══ Given records ══
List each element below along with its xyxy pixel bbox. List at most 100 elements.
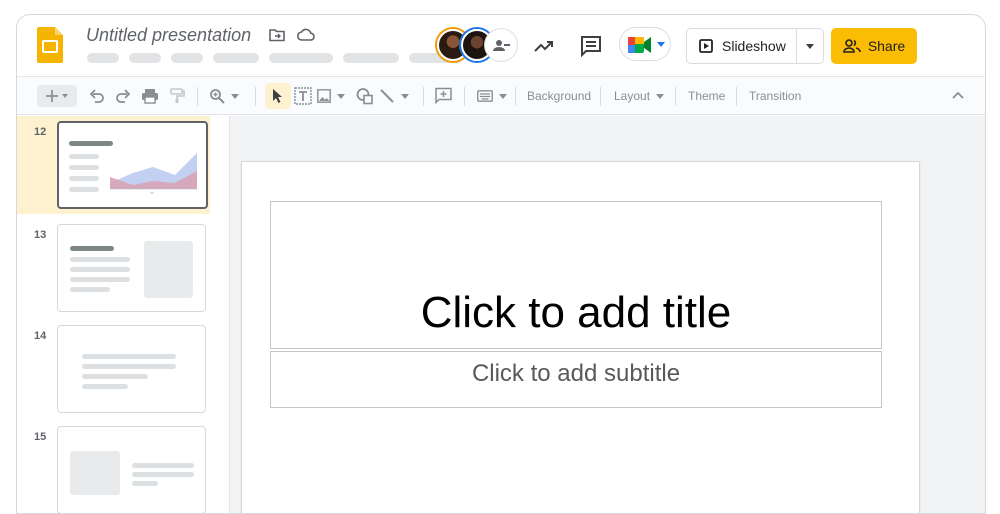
subtitle-placeholder-text: Click to add subtitle: [471, 360, 681, 387]
thumb-line: [132, 472, 194, 477]
thumb-line: [69, 154, 99, 159]
chevron-down-icon: [231, 93, 239, 99]
menu-item-slide[interactable]: [343, 53, 399, 63]
transition-button[interactable]: Transition: [749, 87, 801, 105]
select-cursor-icon: [273, 89, 282, 103]
thumb-line: [82, 374, 148, 379]
layout-button[interactable]: Layout: [614, 87, 665, 105]
paint-format-icon[interactable]: [169, 87, 185, 105]
new-slide-icon: [46, 90, 68, 102]
filmstrip-slide-12[interactable]: 12: [17, 116, 210, 214]
slide-thumbnail[interactable]: [57, 121, 208, 209]
subtitle-placeholder-box[interactable]: Click to add subtitle: [270, 351, 882, 408]
title-placeholder-box[interactable]: Click to add title: [270, 201, 882, 349]
slide-thumbnail[interactable]: [57, 325, 206, 413]
thumb-line: [70, 267, 130, 272]
menu-item-format[interactable]: [269, 53, 333, 63]
thumb-line: [82, 384, 128, 389]
toolbar-divider: [736, 87, 737, 106]
slide-filmstrip: 12 13 14 15: [17, 116, 230, 513]
title-actions: [269, 27, 315, 43]
toolbar-divider: [197, 87, 198, 106]
toolbar-divider: [423, 87, 424, 106]
slideshow-button[interactable]: Slideshow: [687, 29, 797, 63]
collaborator-avatars: [437, 29, 519, 63]
slide-number: 13: [34, 229, 47, 241]
print-icon[interactable]: [141, 87, 159, 105]
slides-logo-icon[interactable]: [37, 27, 63, 63]
thumb-area-chart: [110, 153, 197, 194]
menu-item-file[interactable]: [87, 53, 119, 63]
new-slide-button[interactable]: [37, 85, 77, 107]
theme-button[interactable]: Theme: [688, 87, 725, 105]
slide-number: 15: [34, 431, 47, 443]
slide-number: 12: [34, 126, 47, 138]
thumb-image-placeholder: [70, 451, 120, 495]
comment-icon[interactable]: [580, 35, 602, 57]
thumb-line: [69, 187, 99, 192]
filmstrip-slide-13[interactable]: 13: [17, 219, 210, 317]
slideshow-options-button[interactable]: [797, 29, 823, 63]
undo-icon[interactable]: [89, 87, 105, 105]
toolbar-divider: [255, 87, 256, 106]
image-icon: [317, 89, 331, 103]
slideshow-label: Slideshow: [722, 38, 786, 54]
thumb-line: [69, 176, 99, 181]
redo-icon[interactable]: [115, 87, 131, 105]
top-header: Untitled presentation Slideshow Share: [17, 15, 985, 77]
chevron-down-icon: [657, 42, 665, 47]
collaborator-overflow[interactable]: [485, 29, 517, 61]
thumb-line: [70, 257, 130, 262]
thumb-line: [82, 354, 176, 359]
slideshow-button-group: Slideshow: [686, 28, 824, 64]
activity-trend-icon[interactable]: [533, 35, 555, 57]
document-title[interactable]: Untitled presentation: [86, 25, 251, 46]
toolbar-divider: [515, 87, 516, 106]
current-slide[interactable]: Click to add title Click to add subtitle: [242, 162, 919, 513]
chevron-down-icon: [337, 93, 345, 99]
image-button[interactable]: [317, 87, 345, 105]
chevron-down-icon: [656, 93, 665, 99]
add-person-icon: [493, 40, 510, 51]
meet-button[interactable]: [619, 27, 671, 61]
menu-item-edit[interactable]: [129, 53, 161, 63]
select-tool-button[interactable]: [265, 83, 291, 109]
meet-video-icon: [628, 37, 651, 53]
thumb-line: [70, 277, 130, 282]
slide-editor-canvas: Click to add title Click to add subtitle: [230, 116, 985, 513]
zoom-icon: [210, 89, 225, 104]
thumb-line: [132, 463, 194, 468]
chevron-down-icon: [499, 93, 507, 99]
menu-item-view[interactable]: [171, 53, 203, 63]
toolbar-divider: [675, 87, 676, 106]
share-button[interactable]: Share: [831, 28, 917, 64]
chevron-down-icon: [806, 43, 814, 49]
thumb-image-placeholder: [144, 241, 193, 298]
slide-thumbnail[interactable]: [57, 426, 206, 513]
input-tools-button[interactable]: [477, 87, 507, 105]
present-icon: [699, 39, 713, 53]
move-to-folder-icon[interactable]: [269, 27, 285, 43]
thumb-heading: [70, 246, 114, 251]
zoom-button[interactable]: [209, 87, 239, 105]
toolbar-divider: [464, 87, 465, 106]
collapse-chevron-icon[interactable]: [952, 87, 964, 105]
thumb-line: [70, 287, 110, 292]
cloud-status-icon[interactable]: [297, 27, 315, 43]
shape-icon[interactable]: [356, 87, 373, 105]
title-placeholder-text: Click to add title: [420, 288, 732, 337]
menu-bar: [87, 53, 463, 63]
thumb-heading: [69, 141, 113, 146]
slide-thumbnail[interactable]: [57, 224, 206, 312]
comment-add-icon[interactable]: [435, 87, 452, 105]
background-button[interactable]: Background: [527, 87, 591, 105]
keyboard-input-icon: [477, 90, 493, 102]
people-icon: [843, 39, 861, 53]
line-button[interactable]: [379, 87, 409, 105]
filmstrip-slide-14[interactable]: 14: [17, 320, 210, 418]
share-label: Share: [867, 38, 906, 54]
thumb-line: [132, 481, 158, 486]
text-box-icon[interactable]: [294, 87, 312, 105]
menu-item-insert[interactable]: [213, 53, 259, 63]
filmstrip-slide-15[interactable]: 15: [17, 421, 210, 513]
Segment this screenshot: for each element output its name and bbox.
═══
Print every one of the lines above without changing a character, and leave out any pictures.

List each element below along with its xyxy pixel bbox. List at most 100 elements.
subtitle-placeholder-text: Click to add subtitle: [471, 360, 681, 387]
thumb-line: [132, 472, 194, 477]
thumb-line: [69, 154, 99, 159]
chevron-down-icon: [231, 93, 239, 99]
menu-item-slide[interactable]: [343, 53, 399, 63]
transition-button[interactable]: Transition: [749, 87, 801, 105]
select-cursor-icon: [273, 89, 282, 103]
thumb-line: [82, 374, 148, 379]
layout-button[interactable]: Layout: [614, 87, 665, 105]
paint-format-icon[interactable]: [169, 87, 185, 105]
new-slide-icon: [46, 90, 68, 102]
filmstrip-slide-12[interactable]: 12: [17, 116, 210, 214]
slide-thumbnail[interactable]: [57, 121, 208, 209]
subtitle-placeholder-box[interactable]: Click to add subtitle: [270, 351, 882, 408]
title-placeholder-box[interactable]: Click to add title: [270, 201, 882, 349]
slide-thumbnail[interactable]: [57, 325, 206, 413]
thumb-line: [70, 267, 130, 272]
menu-item-format[interactable]: [269, 53, 333, 63]
thumb-line: [82, 384, 128, 389]
toolbar-divider: [736, 87, 737, 106]
slide-filmstrip: 12 13 14 15: [17, 116, 230, 513]
title-actions: [269, 27, 315, 43]
toolbar-divider: [197, 87, 198, 106]
toolbar-divider: [423, 87, 424, 106]
slideshow-button[interactable]: Slideshow: [687, 29, 797, 63]
collaborator-avatars: [437, 29, 519, 63]
slide-number: 13: [34, 229, 47, 241]
print-icon[interactable]: [141, 87, 159, 105]
slides-logo-icon[interactable]: [37, 27, 63, 63]
thumb-area-chart: [110, 153, 197, 194]
menu-item-file[interactable]: [87, 53, 119, 63]
new-slide-button[interactable]: [37, 85, 77, 107]
theme-button[interactable]: Theme: [688, 87, 725, 105]
slide-number: 15: [34, 431, 47, 443]
slide-number: 12: [34, 126, 47, 138]
thumb-image-placeholder: [70, 451, 120, 495]
comment-icon[interactable]: [580, 35, 602, 57]
thumb-line: [69, 187, 99, 192]
filmstrip-slide-13[interactable]: 13: [17, 219, 210, 317]
slideshow-options-button[interactable]: [797, 29, 823, 63]
undo-icon[interactable]: [89, 87, 105, 105]
toolbar-divider: [255, 87, 256, 106]
image-icon: [317, 89, 331, 103]
slideshow-label: Slideshow: [722, 38, 786, 54]
thumb-line: [69, 176, 99, 181]
redo-icon[interactable]: [115, 87, 131, 105]
top-header: Untitled presentation Slideshow Share: [17, 15, 985, 77]
chevron-down-icon: [657, 42, 665, 47]
collaborator-overflow[interactable]: [485, 29, 517, 61]
thumb-line: [70, 257, 130, 262]
thumb-line: [82, 354, 176, 359]
slideshow-button-group: Slideshow: [686, 28, 824, 64]
activity-trend-icon[interactable]: [533, 35, 555, 57]
document-title[interactable]: Untitled presentation: [86, 25, 251, 46]
toolbar-divider: [515, 87, 516, 106]
current-slide[interactable]: Click to add title Click to add subtitle: [242, 162, 919, 513]
chevron-down-icon: [337, 93, 345, 99]
image-button[interactable]: [317, 87, 345, 105]
chevron-down-icon: [656, 93, 665, 99]
add-person-icon: [493, 40, 510, 51]
meet-button[interactable]: [619, 27, 671, 61]
menu-item-edit[interactable]: [129, 53, 161, 63]
select-tool-button[interactable]: [265, 83, 291, 109]
meet-video-icon: [628, 37, 651, 53]
thumb-line: [70, 277, 130, 282]
slide-editor-canvas: Click to add title Click to add subtitle: [230, 116, 985, 513]
zoom-icon: [210, 89, 225, 104]
thumb-line: [132, 463, 194, 468]
chevron-down-icon: [499, 93, 507, 99]
menu-item-view[interactable]: [171, 53, 203, 63]
toolbar-divider: [675, 87, 676, 106]
share-button[interactable]: Share: [831, 28, 917, 64]
chevron-down-icon: [806, 43, 814, 49]
thumb-image-placeholder: [144, 241, 193, 298]
slide-thumbnail[interactable]: [57, 426, 206, 513]
input-tools-button[interactable]: [477, 87, 507, 105]
present-icon: [699, 39, 713, 53]
move-to-folder-icon[interactable]: [269, 27, 285, 43]
thumb-heading: [70, 246, 114, 251]
zoom-button[interactable]: [209, 87, 239, 105]
toolbar-divider: [464, 87, 465, 106]
collapse-chevron-icon[interactable]: [952, 87, 964, 105]
thumb-line: [70, 287, 110, 292]
cloud-status-icon[interactable]: [297, 27, 315, 43]
shape-icon[interactable]: [356, 87, 373, 105]
title-placeholder-text: Click to add title: [420, 288, 732, 337]
menu-bar: [87, 53, 463, 63]
thumb-heading: [69, 141, 113, 146]
slide-thumbnail[interactable]: [57, 224, 206, 312]
comment-add-icon[interactable]: [435, 87, 452, 105]
background-button[interactable]: Background: [527, 87, 591, 105]
keyboard-input-icon: [477, 90, 493, 102]
people-icon: [843, 39, 861, 53]
line-button[interactable]: [379, 87, 409, 105]
filmstrip-slide-14[interactable]: 14: [17, 320, 210, 418]
share-label: Share: [867, 38, 906, 54]
thumb-line: [132, 481, 158, 486]
text-box-icon[interactable]: [294, 87, 312, 105]
menu-item-insert[interactable]: [213, 53, 259, 63]
filmstrip-slide-15[interactable]: 15: [17, 421, 210, 513]
Segment this screenshot: for each element output its name and bbox.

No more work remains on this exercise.